### Extract provided
As noted above, Mr. Sutterlee was arrested on May 20, 2009. (See ECF No. 23-3.)
IL LEGAL STANDARDS
An application for a writ of habeas corpus pursuant to 28 U.S.C. § 2241 “is an attack by a person in custody upon the legality of that custody, and ... the traditional function of the writ is to secure release from illegal custody.” Preiser v. Rodriguez, 411 U.S. 475, 484 (1973); see also McIntosh v. U.S. Parole Comm 'n, 115 F.3d 809, 811 (10th Cir. 1997). Habeas corpus relief is warranted only if Mr. Sutterlee “is in custody in violation of the Constitution or laws or treaties of the United States.” 28 U.S.C. § 2241(c)(3).
“The computation of a federal sentence requires consideration of two separate issues.” Binford v. United States, 436 F.3d 1252, 1254 (10th Cir. 2006). The first issue involves the date a federal sentence commences. See id. “A sentence to a term of imprisonment commences on the date the defendant is received in custody awaiting transportation to, or arrives voluntarily to commence service of sentence at, the official detention facility at which the sentence is to be served.” 18 U.S.C. § 3585(a). The second issue involves credit for prior custody. See Binford, 436 F.3d at 1254. Pursuant to 18 U.S.C. § 3585(b), credit for prior custody is awarded for any time a defendant “spent in official detention prior to the date his federal sentence commences if the detention resulted from the same offense of conviction or from another charge for which the defendant was arrested after commission of the offense of conviction and if that time has not been credited against another sentence.” Weekes v. Fleming, 301 F.3d 1175, 1178 (10th Cir. 2002).
The Attorney General, through the BOP, is responsible for making the sentence calculations contemplated by § 3585. See United States v. Wilson, 503 U.S. 329, 334-35 (1992). The Attorney General's decision may be reviewed in a habeas corpus action pursuant to 28 U.S.C. § 2241.

Dataset records
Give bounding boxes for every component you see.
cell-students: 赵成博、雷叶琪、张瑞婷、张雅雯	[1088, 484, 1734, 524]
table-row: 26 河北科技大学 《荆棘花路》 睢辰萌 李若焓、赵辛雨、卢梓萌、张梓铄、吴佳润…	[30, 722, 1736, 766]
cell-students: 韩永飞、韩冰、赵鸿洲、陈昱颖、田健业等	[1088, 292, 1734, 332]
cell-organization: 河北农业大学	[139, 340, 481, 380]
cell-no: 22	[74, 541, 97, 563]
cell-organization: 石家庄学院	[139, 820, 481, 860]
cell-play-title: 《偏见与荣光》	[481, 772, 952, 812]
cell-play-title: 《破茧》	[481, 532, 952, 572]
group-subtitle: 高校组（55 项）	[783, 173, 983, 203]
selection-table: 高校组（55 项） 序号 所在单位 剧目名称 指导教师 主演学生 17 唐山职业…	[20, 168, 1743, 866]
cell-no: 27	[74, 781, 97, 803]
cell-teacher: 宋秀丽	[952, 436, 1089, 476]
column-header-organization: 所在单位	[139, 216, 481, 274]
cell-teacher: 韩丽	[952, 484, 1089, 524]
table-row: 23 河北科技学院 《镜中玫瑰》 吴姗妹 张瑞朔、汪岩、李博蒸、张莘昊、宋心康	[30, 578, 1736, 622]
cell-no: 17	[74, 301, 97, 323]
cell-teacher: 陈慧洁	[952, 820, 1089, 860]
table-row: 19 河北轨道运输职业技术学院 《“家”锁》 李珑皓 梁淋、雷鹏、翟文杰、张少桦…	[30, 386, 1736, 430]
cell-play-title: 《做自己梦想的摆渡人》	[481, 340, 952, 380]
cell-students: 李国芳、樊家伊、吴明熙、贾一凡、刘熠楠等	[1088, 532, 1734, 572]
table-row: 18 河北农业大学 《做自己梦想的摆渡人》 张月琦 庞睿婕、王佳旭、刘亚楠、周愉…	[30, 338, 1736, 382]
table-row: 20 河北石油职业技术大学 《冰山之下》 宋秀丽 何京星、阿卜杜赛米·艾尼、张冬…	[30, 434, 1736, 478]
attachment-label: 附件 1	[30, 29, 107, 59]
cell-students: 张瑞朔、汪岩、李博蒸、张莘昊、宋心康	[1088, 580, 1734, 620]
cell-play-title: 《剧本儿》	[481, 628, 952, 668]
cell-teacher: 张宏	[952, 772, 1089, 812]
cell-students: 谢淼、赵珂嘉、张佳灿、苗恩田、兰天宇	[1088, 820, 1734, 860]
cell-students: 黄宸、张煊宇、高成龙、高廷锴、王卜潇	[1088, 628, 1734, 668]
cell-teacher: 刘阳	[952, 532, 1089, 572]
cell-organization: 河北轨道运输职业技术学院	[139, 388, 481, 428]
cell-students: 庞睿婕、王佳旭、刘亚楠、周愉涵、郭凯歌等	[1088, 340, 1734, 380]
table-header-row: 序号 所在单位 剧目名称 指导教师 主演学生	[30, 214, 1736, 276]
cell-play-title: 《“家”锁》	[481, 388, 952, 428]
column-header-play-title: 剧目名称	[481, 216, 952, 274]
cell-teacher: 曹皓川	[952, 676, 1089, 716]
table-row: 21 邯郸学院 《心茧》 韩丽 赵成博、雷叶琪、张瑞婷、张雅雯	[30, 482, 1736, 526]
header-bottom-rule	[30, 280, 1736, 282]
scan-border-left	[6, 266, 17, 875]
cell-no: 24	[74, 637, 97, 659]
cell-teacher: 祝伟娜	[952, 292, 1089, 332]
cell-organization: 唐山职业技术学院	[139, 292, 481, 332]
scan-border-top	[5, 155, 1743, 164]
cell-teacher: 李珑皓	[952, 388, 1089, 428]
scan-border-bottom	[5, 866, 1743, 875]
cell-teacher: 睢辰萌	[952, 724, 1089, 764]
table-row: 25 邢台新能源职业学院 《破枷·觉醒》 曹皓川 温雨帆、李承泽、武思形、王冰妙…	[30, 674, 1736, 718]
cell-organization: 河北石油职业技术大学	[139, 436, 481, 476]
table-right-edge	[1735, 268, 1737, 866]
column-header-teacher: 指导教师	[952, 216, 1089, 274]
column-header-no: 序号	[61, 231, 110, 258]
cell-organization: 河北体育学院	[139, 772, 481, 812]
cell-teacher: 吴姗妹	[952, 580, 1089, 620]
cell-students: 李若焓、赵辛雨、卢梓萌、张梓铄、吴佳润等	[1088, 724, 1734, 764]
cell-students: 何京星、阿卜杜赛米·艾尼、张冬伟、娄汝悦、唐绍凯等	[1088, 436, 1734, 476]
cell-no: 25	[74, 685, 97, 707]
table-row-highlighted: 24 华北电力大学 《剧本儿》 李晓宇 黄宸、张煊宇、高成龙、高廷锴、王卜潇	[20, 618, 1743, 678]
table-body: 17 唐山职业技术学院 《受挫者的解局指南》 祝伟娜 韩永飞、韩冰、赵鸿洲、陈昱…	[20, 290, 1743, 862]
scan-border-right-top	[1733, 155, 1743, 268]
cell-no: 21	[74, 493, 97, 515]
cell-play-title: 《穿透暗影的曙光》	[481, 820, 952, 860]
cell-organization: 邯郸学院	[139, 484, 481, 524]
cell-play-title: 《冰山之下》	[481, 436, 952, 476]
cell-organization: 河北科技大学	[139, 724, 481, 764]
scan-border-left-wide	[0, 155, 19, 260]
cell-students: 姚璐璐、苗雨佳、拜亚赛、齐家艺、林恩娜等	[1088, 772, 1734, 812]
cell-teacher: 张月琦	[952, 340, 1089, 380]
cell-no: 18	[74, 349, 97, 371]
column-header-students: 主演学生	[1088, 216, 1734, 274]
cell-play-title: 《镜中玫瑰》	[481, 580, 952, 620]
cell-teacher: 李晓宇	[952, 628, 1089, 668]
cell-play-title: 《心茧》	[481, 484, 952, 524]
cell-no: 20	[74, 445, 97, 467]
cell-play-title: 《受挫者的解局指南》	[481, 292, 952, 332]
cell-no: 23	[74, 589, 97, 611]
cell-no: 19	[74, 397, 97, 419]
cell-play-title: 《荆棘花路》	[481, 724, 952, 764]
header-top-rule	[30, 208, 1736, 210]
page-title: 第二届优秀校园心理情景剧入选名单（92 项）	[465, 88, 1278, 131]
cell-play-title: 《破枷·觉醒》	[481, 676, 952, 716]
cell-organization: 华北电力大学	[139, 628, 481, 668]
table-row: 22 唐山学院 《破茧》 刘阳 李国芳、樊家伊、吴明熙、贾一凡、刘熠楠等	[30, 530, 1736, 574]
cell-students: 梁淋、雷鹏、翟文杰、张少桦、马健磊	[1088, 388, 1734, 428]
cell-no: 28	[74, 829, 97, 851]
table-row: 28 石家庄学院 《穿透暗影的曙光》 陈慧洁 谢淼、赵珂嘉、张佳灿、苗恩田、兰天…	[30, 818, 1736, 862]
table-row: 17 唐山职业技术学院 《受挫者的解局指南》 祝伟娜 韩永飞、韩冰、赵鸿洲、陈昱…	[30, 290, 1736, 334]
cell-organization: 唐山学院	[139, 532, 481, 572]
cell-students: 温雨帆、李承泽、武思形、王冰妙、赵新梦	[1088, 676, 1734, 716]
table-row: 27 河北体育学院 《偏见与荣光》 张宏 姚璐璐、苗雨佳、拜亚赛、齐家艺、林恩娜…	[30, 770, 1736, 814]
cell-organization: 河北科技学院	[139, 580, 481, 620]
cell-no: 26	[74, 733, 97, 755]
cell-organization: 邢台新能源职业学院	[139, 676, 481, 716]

### What the task asks
Repeat the passage on habeas corpus and federal sentence computation word for word, from start to finish.

### Written response
As noted above, Mr. Sutterlee was arrested on May 20, 2009. (See ECF No. 23-3.)
IL LEGAL STANDARDS
An application for a writ of habeas corpus pursuant to 28 U.S.C. § 2241 “is an attack by a person in custody upon the legality of that custody, and ... the traditional function of the writ is to secure release from illegal custody.” Preiser v. Rodriguez, 411 U.S. 475, 484 (1973); see also McIntosh v. U.S. Parole Comm 'n, 115 F.3d 809, 811 (10th Cir. 1997). Habeas corpus relief is warranted only if Mr. Sutterlee “is in custody in violation of the Constitution or laws or treaties of the United States.” 28 U.S.C. § 2241(c)(3).
“The computation of a federal sentence requires consideration of two separate issues.” Binford v. United States, 436 F.3d 1252, 1254 (10th Cir. 2006). The first issue involves the date a federal sentence commences. See id. “A sentence to a term of imprisonment commences on the date the defendant is received in custody awaiting transportation to, or arrives voluntarily to commence service of sentence at, the official detention facility at which the sentence is to be served.” 18 U.S.C. § 3585(a). The second issue involves credit for prior custody. See Binford, 436 F.3d at 1254. Pursuant to 18 U.S.C. § 3585(b), credit for prior custody is awarded for any time a defendant “spent in official detention prior to the date his federal sentence commences if the detention resulted from the same offense of conviction or from another charge for which the defendant was arrested after commission of the offense of conviction and if that time has not been credited against another sentence.” Weekes v. Fleming, 301 F.3d 1175, 1178 (10th Cir. 2002).
The Attorney General, through the BOP, is responsible for making the sentence calculations contemplated by § 3585. See United States v. Wilson, 503 U.S. 329, 334-35 (1992). The Attorney General's decision may be reviewed in a habeas corpus action pursuant to 28 U.S.C. § 2241.